§ Short problem: Everything in the data should be repeated exactly, save for the images.

#####

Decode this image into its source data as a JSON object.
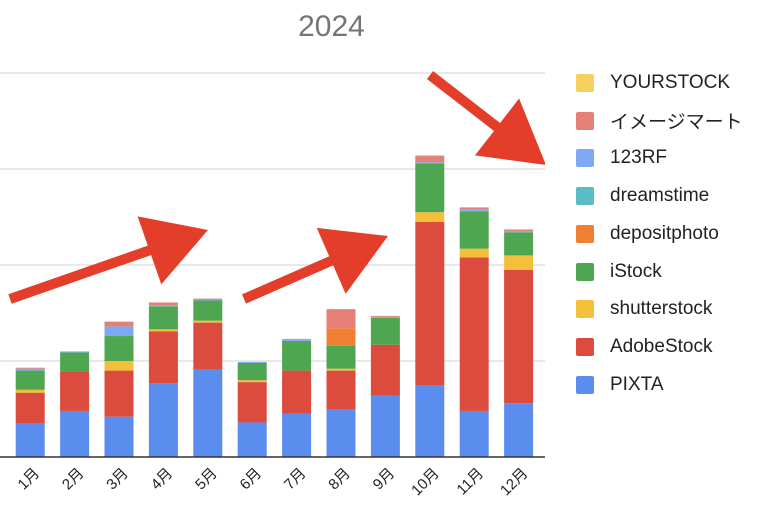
{
  "chart_data": {
    "type": "bar",
    "stacked": true,
    "title": "2024",
    "xlabel": "",
    "ylabel": "",
    "categories": [
      "1月",
      "2月",
      "3月",
      "4月",
      "5月",
      "6月",
      "7月",
      "8月",
      "9月",
      "10月",
      "11月",
      "12月"
    ],
    "ylim": [
      0,
      400
    ],
    "grid": true,
    "legend_position": "right",
    "series": [
      {
        "name": "PIXTA",
        "color": "#5B8DEF",
        "values": [
          35,
          48,
          42,
          77,
          91,
          36,
          45,
          50,
          64,
          75,
          48,
          56
        ]
      },
      {
        "name": "AdobeStock",
        "color": "#DB4B3E",
        "values": [
          32,
          41,
          48,
          54,
          49,
          42,
          45,
          40,
          53,
          170,
          160,
          139
        ]
      },
      {
        "name": "shutterstock",
        "color": "#F4BF3A",
        "values": [
          3,
          0,
          10,
          2,
          2,
          2,
          0,
          2,
          0,
          10,
          9,
          15
        ]
      },
      {
        "name": "iStock",
        "color": "#4FA651",
        "values": [
          20,
          20,
          26,
          24,
          21,
          18,
          31,
          24,
          28,
          51,
          39,
          24
        ]
      },
      {
        "name": "depositphoto",
        "color": "#F08031",
        "values": [
          0,
          0,
          0,
          0,
          0,
          0,
          0,
          18,
          0,
          0,
          0,
          0
        ]
      },
      {
        "name": "dreamstime",
        "color": "#5BBCC6",
        "values": [
          0,
          0,
          0,
          0,
          0,
          0,
          0,
          0,
          0,
          0,
          0,
          0
        ]
      },
      {
        "name": "123RF",
        "color": "#7FA9F5",
        "values": [
          2,
          1,
          10,
          1,
          1,
          1,
          1,
          0,
          1,
          1,
          2,
          1
        ]
      },
      {
        "name": "イメージマート",
        "color": "#E58076",
        "values": [
          1,
          0,
          5,
          3,
          1,
          0,
          1,
          20,
          1,
          7,
          2,
          2
        ]
      },
      {
        "name": "YOURSTOCK",
        "color": "#F6D15E",
        "values": [
          0,
          0,
          0,
          0,
          0,
          0,
          0,
          0,
          0,
          0,
          0,
          0
        ]
      }
    ],
    "annotations": [
      {
        "type": "arrow",
        "color": "#E43E2B",
        "direction": "up-right",
        "count": 3,
        "last": "down-right"
      }
    ]
  }
}
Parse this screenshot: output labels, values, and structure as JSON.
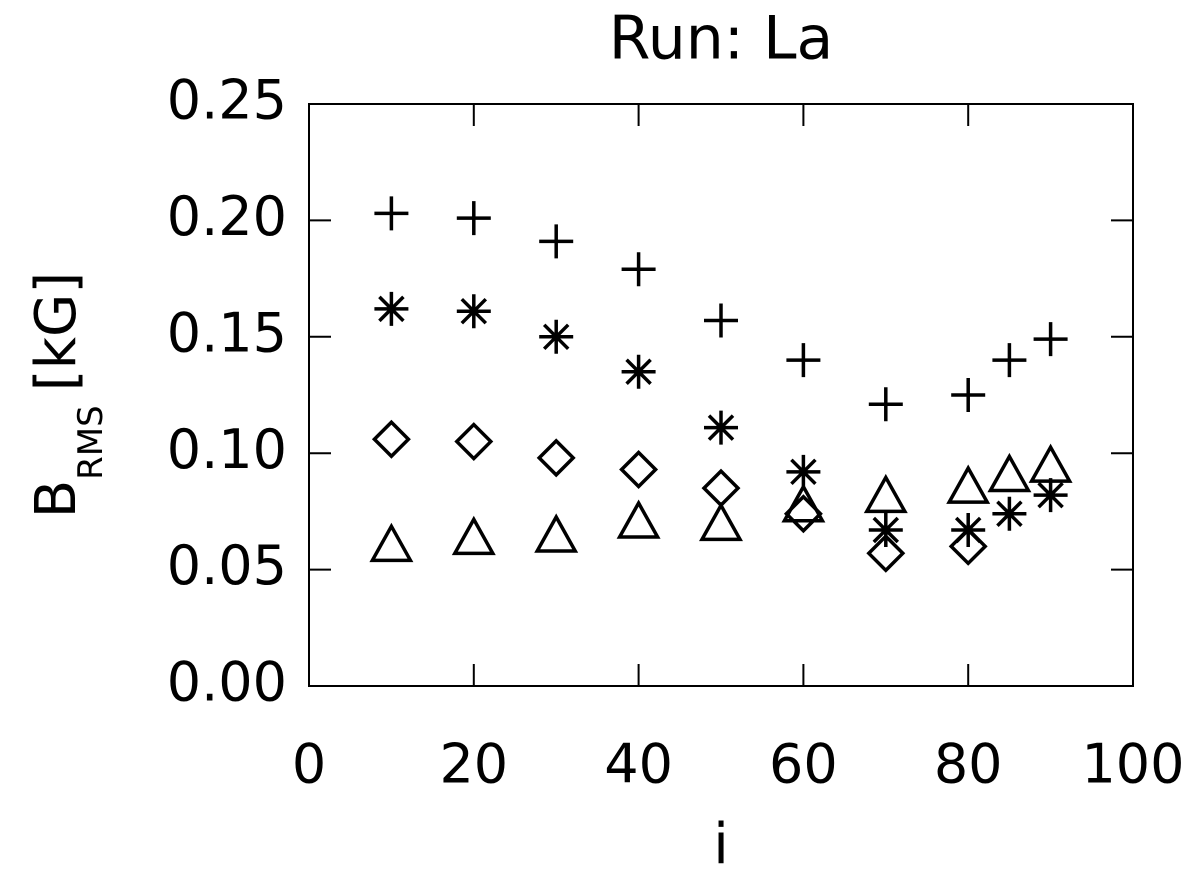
{
  "chart_data": {
    "type": "scatter",
    "title": "Run: La",
    "xlabel": "i",
    "ylabel": "B",
    "ylabel_subscript": "RMS",
    "ylabel_unit": "[kG]",
    "x": [
      10,
      20,
      30,
      40,
      50,
      60,
      70,
      80,
      85,
      90
    ],
    "series": [
      {
        "marker": "plus",
        "color": "#000000",
        "values": [
          0.203,
          0.201,
          0.191,
          0.179,
          0.157,
          0.14,
          0.121,
          0.125,
          0.14,
          0.149
        ]
      },
      {
        "marker": "asterisk",
        "color": "#000000",
        "values": [
          0.162,
          0.161,
          0.15,
          0.135,
          0.111,
          0.092,
          0.067,
          0.067,
          0.074,
          0.082
        ]
      },
      {
        "marker": "diamond",
        "color": "#000000",
        "values": [
          0.106,
          0.105,
          0.098,
          0.093,
          0.085,
          0.074,
          0.057,
          0.06,
          null,
          null
        ]
      },
      {
        "marker": "triangle",
        "color": "#000000",
        "values": [
          0.06,
          0.063,
          0.064,
          0.07,
          0.069,
          0.077,
          0.081,
          0.085,
          0.09,
          0.094
        ]
      }
    ],
    "xlim": [
      0,
      100
    ],
    "xticks": [
      0,
      20,
      40,
      60,
      80,
      100
    ],
    "ylim": [
      0,
      0.25
    ],
    "yticks": [
      {
        "value": 0,
        "label": "0.00"
      },
      0.05,
      {
        "value": 0.1,
        "label": "0.10"
      },
      0.15,
      {
        "value": 0.2,
        "label": "0.20"
      },
      0.25
    ]
  }
}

#####

§ Solution to the exercise:
Decode this image into its source data as a JSON object.
{
  "chart_data": {
    "type": "bar",
    "stacked": true,
    "title": "2024",
    "xlabel": "",
    "ylabel": "",
    "categories": [
      "1月",
      "2月",
      "3月",
      "4月",
      "5月",
      "6月",
      "7月",
      "8月",
      "9月",
      "10月",
      "11月",
      "12月"
    ],
    "ylim": [
      0,
      400
    ],
    "grid": true,
    "legend_position": "right",
    "series": [
      {
        "name": "PIXTA",
        "color": "#5B8DEF",
        "values": [
          35,
          48,
          42,
          77,
          91,
          36,
          45,
          50,
          64,
          75,
          48,
          56
        ]
      },
      {
        "name": "AdobeStock",
        "color": "#DB4B3E",
        "values": [
          32,
          41,
          48,
          54,
          49,
          42,
          45,
          40,
          53,
          170,
          160,
          139
        ]
      },
      {
        "name": "shutterstock",
        "color": "#F4BF3A",
        "values": [
          3,
          0,
          10,
          2,
          2,
          2,
          0,
          2,
          0,
          10,
          9,
          15
        ]
      },
      {
        "name": "iStock",
        "color": "#4FA651",
        "values": [
          20,
          20,
          26,
          24,
          21,
          18,
          31,
          24,
          28,
          51,
          39,
          24
        ]
      },
      {
        "name": "depositphoto",
        "color": "#F08031",
        "values": [
          0,
          0,
          0,
          0,
          0,
          0,
          0,
          18,
          0,
          0,
          0,
          0
        ]
      },
      {
        "name": "dreamstime",
        "color": "#5BBCC6",
        "values": [
          0,
          0,
          0,
          0,
          0,
          0,
          0,
          0,
          0,
          0,
          0,
          0
        ]
      },
      {
        "name": "123RF",
        "color": "#7FA9F5",
        "values": [
          2,
          1,
          10,
          1,
          1,
          1,
          1,
          0,
          1,
          1,
          2,
          1
        ]
      },
      {
        "name": "イメージマート",
        "color": "#E58076",
        "values": [
          1,
          0,
          5,
          3,
          1,
          0,
          1,
          20,
          1,
          7,
          2,
          2
        ]
      },
      {
        "name": "YOURSTOCK",
        "color": "#F6D15E",
        "values": [
          0,
          0,
          0,
          0,
          0,
          0,
          0,
          0,
          0,
          0,
          0,
          0
        ]
      }
    ],
    "annotations": [
      {
        "type": "arrow",
        "color": "#E43E2B",
        "direction": "up-right",
        "count": 3,
        "last": "down-right"
      }
    ]
  }
}
Parse this screenshot: output labels, values, and structure as JSON.
{
  "chart_data": {
    "type": "scatter",
    "title": "Run: La",
    "xlabel": "i",
    "ylabel": "B",
    "ylabel_subscript": "RMS",
    "ylabel_unit": "[kG]",
    "x": [
      10,
      20,
      30,
      40,
      50,
      60,
      70,
      80,
      85,
      90
    ],
    "series": [
      {
        "marker": "plus",
        "color": "#000000",
        "values": [
          0.203,
          0.201,
          0.191,
          0.179,
          0.157,
          0.14,
          0.121,
          0.125,
          0.14,
          0.149
        ]
      },
      {
        "marker": "asterisk",
        "color": "#000000",
        "values": [
          0.162,
          0.161,
          0.15,
          0.135,
          0.111,
          0.092,
          0.067,
          0.067,
          0.074,
          0.082
        ]
      },
      {
        "marker": "diamond",
        "color": "#000000",
        "values": [
          0.106,
          0.105,
          0.098,
          0.093,
          0.085,
          0.074,
          0.057,
          0.06,
          null,
          null
        ]
      },
      {
        "marker": "triangle",
        "color": "#000000",
        "values": [
          0.06,
          0.063,
          0.064,
          0.07,
          0.069,
          0.077,
          0.081,
          0.085,
          0.09,
          0.094
        ]
      }
    ],
    "xlim": [
      0,
      100
    ],
    "xticks": [
      0,
      20,
      40,
      60,
      80,
      100
    ],
    "ylim": [
      0,
      0.25
    ],
    "yticks": [
      {
        "value": 0,
        "label": "0.00"
      },
      0.05,
      {
        "value": 0.1,
        "label": "0.10"
      },
      0.15,
      {
        "value": 0.2,
        "label": "0.20"
      },
      0.25
    ]
  }
}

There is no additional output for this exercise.